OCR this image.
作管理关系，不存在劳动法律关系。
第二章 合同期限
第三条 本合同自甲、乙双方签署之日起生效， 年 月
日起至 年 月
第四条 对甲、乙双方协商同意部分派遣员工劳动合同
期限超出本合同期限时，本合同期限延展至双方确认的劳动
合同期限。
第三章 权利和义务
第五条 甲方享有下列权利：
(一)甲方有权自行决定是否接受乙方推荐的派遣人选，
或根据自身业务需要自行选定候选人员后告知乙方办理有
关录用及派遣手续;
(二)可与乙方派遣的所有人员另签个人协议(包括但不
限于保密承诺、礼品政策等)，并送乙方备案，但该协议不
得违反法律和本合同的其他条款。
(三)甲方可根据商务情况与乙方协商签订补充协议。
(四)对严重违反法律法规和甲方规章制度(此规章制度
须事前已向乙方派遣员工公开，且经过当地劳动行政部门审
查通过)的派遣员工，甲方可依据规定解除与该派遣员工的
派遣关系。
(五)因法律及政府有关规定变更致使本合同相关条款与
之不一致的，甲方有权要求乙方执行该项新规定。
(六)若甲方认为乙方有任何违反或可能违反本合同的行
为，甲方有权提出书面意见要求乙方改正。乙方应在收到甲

+--

Print every entry exactly as written.

Problem solution
OCR this image.
作管理关系，不存在劳动法律关系。
第二章 合同期限
第三条 本合同自甲、乙双方签署之日起生效， 年 月
日起至 年 月
第四条 对甲、乙双方协商同意部分派遣员工劳动合同
期限超出本合同期限时，本合同期限延展至双方确认的劳动
合同期限。
第三章 权利和义务
第五条 甲方享有下列权利：
(一)甲方有权自行决定是否接受乙方推荐的派遣人选，
或根据自身业务需要自行选定候选人员后告知乙方办理有
关录用及派遣手续;
(二)可与乙方派遣的所有人员另签个人协议(包括但不
限于保密承诺、礼品政策等)，并送乙方备案，但该协议不
得违反法律和本合同的其他条款。
(三)甲方可根据商务情况与乙方协商签订补充协议。
(四)对严重违反法律法规和甲方规章制度(此规章制度
须事前已向乙方派遣员工公开，且经过当地劳动行政部门审
查通过)的派遣员工，甲方可依据规定解除与该派遣员工的
派遣关系。
(五)因法律及政府有关规定变更致使本合同相关条款与
之不一致的，甲方有权要求乙方执行该项新规定。
(六)若甲方认为乙方有任何违反或可能违反本合同的行
为，甲方有权提出书面意见要求乙方改正。乙方应在收到甲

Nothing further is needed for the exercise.